WORK INSTRUCTIONS →
Look through the material and copy each line holding "Cases".

[begin EXERCISE INPUT]

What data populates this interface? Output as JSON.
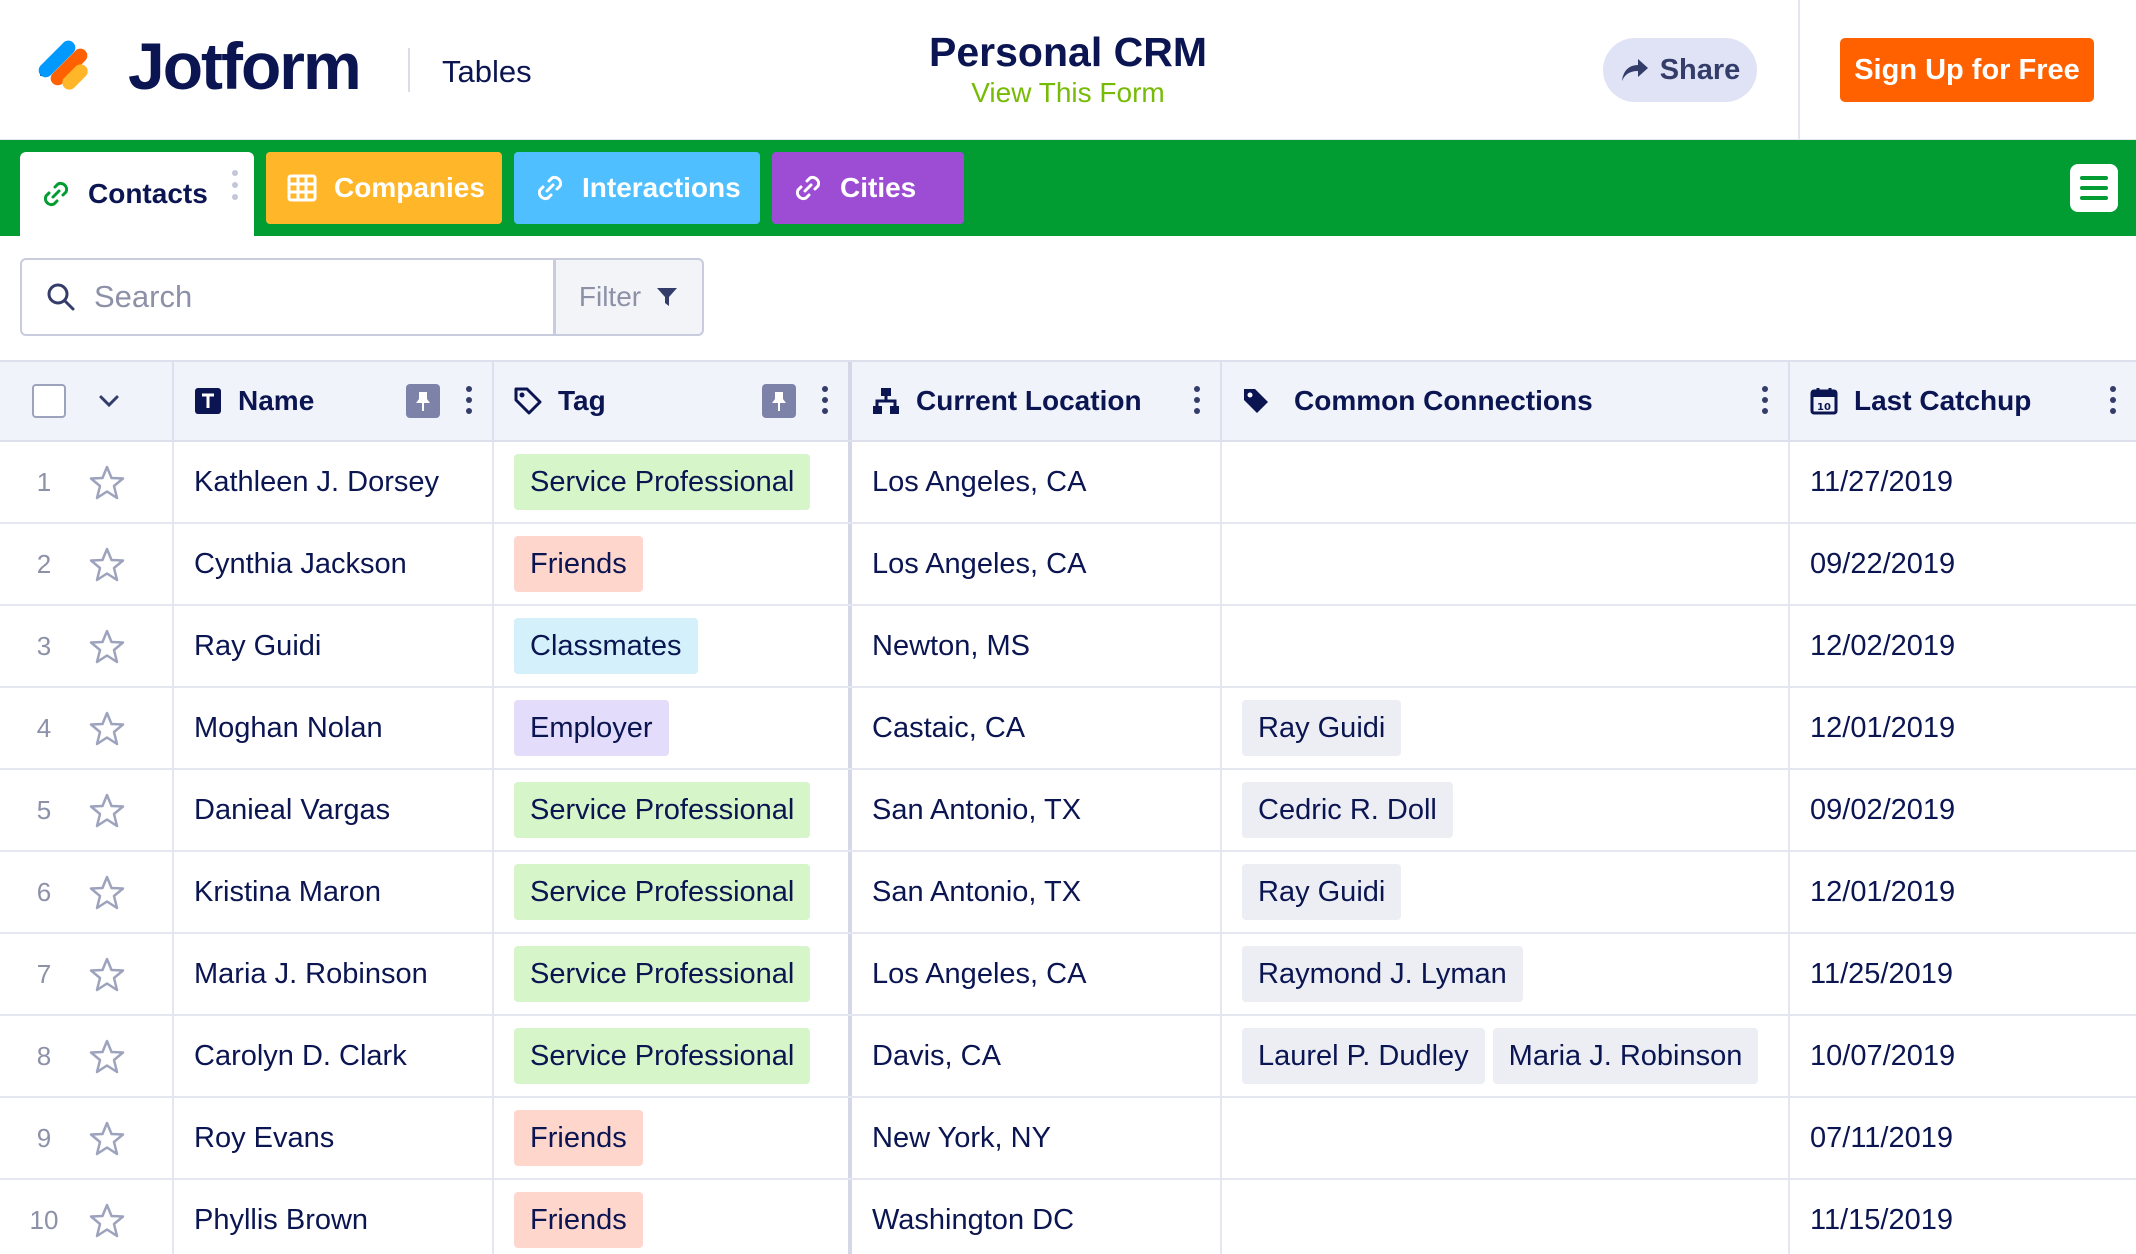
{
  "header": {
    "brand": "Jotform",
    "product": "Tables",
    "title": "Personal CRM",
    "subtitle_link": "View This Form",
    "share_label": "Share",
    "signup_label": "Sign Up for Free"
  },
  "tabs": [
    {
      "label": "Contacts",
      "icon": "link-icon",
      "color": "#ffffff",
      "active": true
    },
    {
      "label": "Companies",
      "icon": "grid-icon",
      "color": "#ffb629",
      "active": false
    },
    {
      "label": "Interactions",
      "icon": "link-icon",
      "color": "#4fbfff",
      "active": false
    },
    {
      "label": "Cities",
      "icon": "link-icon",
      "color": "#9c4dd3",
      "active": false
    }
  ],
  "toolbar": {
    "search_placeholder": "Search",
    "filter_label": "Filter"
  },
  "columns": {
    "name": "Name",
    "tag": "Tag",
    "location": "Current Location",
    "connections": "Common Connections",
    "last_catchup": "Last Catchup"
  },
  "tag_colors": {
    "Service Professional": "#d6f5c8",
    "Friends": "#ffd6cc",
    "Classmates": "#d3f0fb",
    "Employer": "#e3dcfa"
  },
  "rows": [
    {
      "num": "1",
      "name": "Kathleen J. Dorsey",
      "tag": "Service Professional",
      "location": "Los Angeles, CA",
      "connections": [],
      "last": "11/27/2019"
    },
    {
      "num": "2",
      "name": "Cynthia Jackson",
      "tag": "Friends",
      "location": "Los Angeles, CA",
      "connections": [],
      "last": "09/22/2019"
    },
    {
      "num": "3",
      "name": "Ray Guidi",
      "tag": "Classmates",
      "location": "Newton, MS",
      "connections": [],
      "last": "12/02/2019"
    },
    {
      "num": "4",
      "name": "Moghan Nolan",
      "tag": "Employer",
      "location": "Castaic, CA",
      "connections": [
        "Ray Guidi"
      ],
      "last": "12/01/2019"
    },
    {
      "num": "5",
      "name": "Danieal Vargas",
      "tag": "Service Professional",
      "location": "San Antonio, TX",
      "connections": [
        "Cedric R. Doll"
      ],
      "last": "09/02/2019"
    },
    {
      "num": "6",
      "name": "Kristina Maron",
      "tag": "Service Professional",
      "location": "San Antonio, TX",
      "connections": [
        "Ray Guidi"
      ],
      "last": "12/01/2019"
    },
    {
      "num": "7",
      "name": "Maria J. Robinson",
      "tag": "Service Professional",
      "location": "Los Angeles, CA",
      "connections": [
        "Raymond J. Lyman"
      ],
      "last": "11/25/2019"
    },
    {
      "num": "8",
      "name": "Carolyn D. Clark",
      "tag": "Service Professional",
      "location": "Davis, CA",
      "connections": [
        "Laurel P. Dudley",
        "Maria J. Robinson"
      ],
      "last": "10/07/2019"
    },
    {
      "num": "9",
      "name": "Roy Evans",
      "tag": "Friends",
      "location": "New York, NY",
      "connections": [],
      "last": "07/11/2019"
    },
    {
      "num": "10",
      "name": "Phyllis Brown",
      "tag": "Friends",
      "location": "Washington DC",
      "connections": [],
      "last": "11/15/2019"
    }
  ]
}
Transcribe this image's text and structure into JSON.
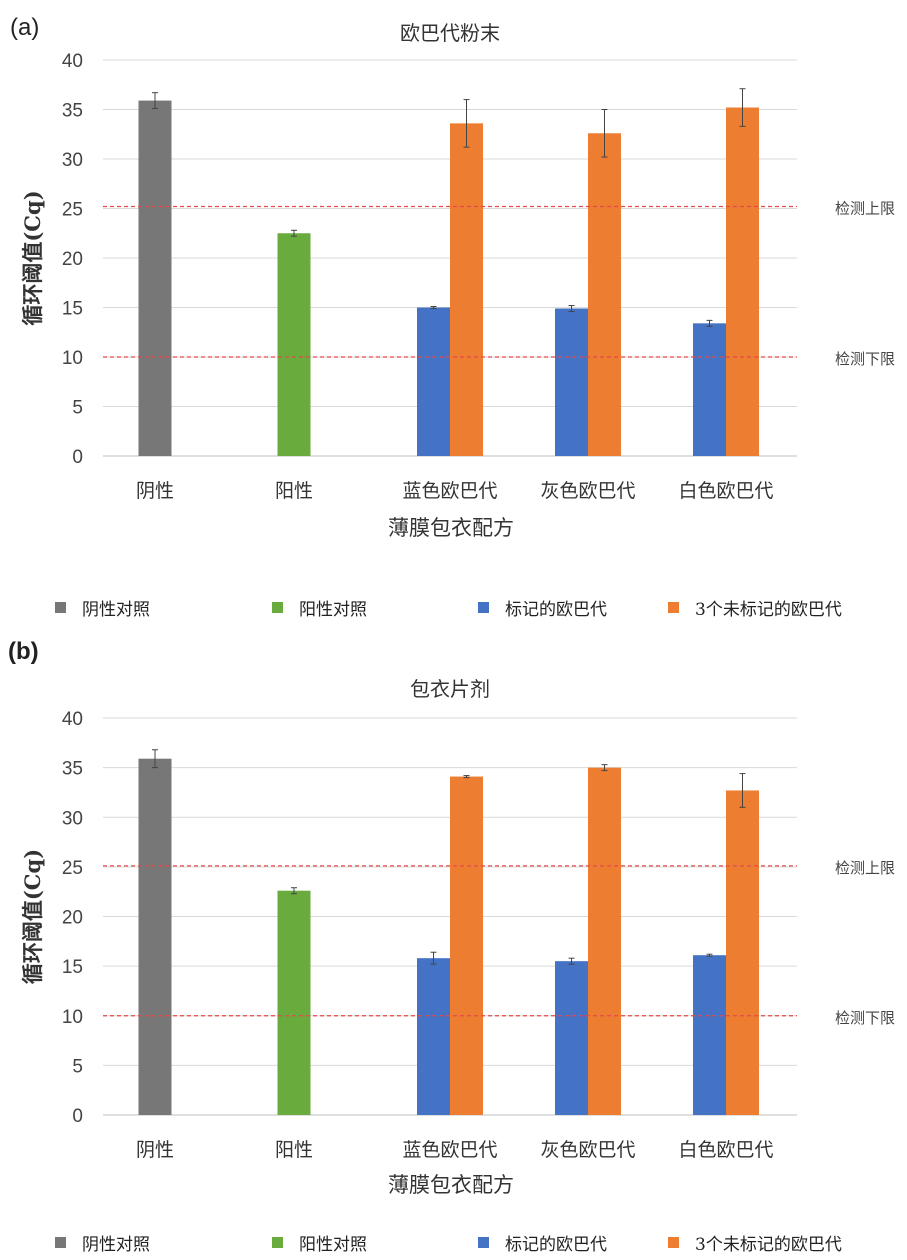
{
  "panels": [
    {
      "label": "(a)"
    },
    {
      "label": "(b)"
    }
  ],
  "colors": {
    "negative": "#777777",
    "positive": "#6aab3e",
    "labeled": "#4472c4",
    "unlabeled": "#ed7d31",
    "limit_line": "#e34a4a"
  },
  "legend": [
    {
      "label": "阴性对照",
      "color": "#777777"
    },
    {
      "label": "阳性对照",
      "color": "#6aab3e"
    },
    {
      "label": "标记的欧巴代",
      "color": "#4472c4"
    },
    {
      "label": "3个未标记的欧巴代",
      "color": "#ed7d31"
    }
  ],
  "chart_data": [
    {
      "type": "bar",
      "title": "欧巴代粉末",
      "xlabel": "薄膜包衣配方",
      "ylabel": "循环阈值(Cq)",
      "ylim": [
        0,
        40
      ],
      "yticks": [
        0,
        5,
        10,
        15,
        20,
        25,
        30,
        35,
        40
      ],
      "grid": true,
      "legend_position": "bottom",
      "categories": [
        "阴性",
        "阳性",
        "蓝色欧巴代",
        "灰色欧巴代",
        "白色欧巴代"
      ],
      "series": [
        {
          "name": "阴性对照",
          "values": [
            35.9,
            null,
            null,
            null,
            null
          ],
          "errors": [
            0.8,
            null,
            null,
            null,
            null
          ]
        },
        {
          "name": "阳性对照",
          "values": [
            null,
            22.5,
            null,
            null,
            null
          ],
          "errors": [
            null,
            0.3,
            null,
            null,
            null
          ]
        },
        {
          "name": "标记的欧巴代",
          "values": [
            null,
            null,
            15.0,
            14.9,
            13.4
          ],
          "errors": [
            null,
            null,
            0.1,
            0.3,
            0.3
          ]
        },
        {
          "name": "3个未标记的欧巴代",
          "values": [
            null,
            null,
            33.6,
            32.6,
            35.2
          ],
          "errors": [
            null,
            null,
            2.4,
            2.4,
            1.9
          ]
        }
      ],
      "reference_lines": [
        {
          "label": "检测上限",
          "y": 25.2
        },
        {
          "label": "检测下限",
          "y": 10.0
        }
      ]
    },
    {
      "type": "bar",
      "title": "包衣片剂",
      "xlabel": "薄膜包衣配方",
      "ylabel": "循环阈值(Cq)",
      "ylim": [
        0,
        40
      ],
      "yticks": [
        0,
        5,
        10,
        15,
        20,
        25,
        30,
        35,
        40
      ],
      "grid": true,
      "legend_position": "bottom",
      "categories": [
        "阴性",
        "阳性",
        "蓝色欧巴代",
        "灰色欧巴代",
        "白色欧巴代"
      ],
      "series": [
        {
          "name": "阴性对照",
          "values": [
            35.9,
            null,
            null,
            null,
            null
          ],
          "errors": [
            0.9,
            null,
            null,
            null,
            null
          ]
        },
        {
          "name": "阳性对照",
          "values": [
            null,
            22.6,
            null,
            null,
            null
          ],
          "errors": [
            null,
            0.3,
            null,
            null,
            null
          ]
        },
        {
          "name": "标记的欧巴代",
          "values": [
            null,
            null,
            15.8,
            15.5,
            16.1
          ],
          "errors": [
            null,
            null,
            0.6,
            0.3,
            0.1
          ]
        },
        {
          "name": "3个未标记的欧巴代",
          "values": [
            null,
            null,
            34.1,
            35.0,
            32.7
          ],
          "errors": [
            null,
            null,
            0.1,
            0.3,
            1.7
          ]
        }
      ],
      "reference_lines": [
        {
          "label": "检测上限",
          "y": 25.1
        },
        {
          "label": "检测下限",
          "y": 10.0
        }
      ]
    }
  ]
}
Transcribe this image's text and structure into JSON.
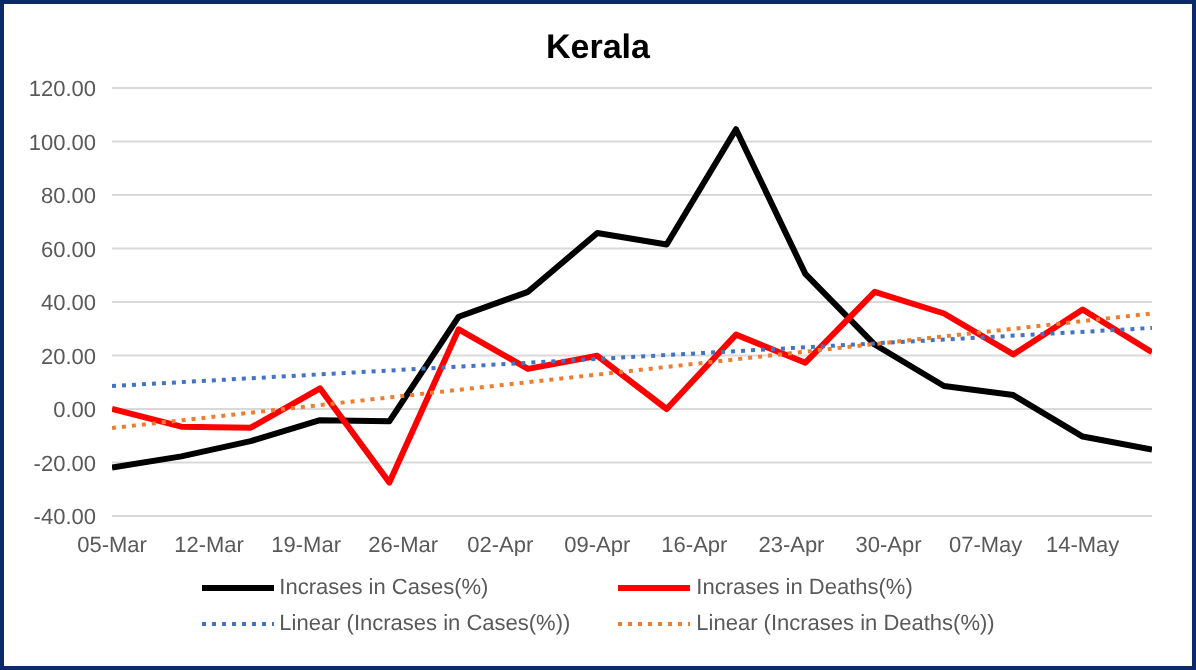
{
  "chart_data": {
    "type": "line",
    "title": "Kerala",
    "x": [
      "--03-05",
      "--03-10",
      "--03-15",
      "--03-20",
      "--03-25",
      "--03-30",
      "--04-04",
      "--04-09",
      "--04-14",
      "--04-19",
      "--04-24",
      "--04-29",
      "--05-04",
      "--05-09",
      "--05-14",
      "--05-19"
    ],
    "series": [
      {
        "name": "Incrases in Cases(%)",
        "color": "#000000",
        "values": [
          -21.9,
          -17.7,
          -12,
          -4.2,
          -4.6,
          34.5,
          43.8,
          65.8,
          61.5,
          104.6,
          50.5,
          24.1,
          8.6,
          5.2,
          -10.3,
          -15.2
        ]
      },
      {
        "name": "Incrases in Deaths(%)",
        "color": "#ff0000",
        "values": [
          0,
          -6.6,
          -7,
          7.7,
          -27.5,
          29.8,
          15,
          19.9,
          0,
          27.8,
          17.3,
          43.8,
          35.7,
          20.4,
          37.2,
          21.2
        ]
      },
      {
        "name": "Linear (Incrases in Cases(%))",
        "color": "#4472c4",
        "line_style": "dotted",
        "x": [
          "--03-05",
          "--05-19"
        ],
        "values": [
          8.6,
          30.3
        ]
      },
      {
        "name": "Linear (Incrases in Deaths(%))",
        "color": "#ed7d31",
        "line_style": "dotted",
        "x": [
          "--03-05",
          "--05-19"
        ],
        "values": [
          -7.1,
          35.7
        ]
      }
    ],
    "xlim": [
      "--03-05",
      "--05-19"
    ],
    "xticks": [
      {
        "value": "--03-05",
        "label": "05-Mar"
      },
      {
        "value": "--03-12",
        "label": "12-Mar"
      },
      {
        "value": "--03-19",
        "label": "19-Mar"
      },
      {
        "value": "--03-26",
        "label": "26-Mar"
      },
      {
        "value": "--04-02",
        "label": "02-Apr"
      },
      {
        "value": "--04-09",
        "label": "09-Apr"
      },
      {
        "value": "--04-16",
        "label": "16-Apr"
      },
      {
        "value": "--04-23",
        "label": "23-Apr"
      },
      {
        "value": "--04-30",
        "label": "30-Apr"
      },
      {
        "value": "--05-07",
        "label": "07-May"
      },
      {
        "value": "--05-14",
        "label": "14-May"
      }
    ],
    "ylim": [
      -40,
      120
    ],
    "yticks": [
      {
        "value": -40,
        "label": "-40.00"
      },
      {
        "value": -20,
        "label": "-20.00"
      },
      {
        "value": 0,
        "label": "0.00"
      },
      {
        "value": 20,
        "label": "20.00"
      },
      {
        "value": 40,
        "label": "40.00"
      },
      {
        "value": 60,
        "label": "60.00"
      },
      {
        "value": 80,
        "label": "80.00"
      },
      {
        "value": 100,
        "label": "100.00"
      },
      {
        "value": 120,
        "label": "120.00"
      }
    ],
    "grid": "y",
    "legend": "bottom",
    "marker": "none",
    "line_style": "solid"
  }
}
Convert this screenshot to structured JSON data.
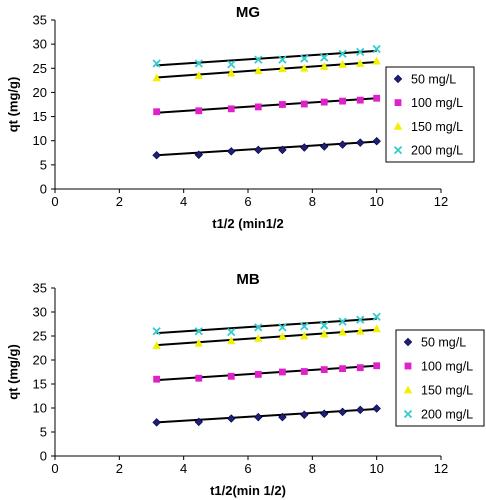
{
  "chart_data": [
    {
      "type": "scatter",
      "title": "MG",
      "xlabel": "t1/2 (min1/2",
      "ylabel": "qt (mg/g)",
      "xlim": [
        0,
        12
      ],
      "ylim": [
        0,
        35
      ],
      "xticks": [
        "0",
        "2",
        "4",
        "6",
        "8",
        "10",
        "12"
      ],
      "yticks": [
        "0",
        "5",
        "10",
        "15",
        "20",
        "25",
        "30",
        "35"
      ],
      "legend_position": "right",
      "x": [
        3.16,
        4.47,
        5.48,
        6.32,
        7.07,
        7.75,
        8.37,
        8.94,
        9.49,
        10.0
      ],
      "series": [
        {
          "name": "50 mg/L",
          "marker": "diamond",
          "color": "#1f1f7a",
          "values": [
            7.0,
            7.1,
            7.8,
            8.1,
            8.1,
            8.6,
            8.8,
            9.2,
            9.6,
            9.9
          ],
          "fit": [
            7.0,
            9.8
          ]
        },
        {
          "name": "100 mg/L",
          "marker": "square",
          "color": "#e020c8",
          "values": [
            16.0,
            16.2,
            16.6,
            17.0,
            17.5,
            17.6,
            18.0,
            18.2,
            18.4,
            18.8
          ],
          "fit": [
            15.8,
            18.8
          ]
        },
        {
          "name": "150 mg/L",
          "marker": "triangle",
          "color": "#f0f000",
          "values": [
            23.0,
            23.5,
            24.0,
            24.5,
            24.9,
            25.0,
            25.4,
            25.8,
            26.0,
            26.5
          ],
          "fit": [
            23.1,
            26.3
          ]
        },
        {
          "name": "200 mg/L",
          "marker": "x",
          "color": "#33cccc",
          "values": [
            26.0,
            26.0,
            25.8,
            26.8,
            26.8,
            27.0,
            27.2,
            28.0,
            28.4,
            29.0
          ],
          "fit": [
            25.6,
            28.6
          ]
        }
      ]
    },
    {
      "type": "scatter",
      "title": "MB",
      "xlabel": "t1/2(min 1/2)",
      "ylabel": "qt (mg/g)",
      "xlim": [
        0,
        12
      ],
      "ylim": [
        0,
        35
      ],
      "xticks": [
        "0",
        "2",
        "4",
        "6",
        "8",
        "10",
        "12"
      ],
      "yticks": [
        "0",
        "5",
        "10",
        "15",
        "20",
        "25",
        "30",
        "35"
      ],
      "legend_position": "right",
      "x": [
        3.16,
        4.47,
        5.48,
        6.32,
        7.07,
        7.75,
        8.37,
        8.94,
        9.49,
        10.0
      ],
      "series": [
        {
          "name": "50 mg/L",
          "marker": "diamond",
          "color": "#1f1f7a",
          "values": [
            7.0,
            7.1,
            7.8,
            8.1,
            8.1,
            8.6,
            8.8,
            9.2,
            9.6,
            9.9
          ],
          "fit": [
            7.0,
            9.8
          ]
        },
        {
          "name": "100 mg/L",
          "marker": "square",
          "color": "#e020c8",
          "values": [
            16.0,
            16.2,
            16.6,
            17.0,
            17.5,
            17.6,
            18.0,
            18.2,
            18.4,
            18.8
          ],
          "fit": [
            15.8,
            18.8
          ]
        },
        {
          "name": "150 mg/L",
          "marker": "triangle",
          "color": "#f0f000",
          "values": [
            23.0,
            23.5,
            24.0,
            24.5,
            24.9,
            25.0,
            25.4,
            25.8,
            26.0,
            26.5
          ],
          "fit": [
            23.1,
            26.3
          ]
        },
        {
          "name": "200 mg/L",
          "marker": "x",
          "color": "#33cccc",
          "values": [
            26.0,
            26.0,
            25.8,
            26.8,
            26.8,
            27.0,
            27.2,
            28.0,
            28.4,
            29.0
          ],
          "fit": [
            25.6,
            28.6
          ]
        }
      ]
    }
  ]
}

[end EXERCISE INPUT]

WORKED ANSWER →
        "name": "Incrases in Cases(%)",
        "name": "Linear (Incrases in Cases(%))",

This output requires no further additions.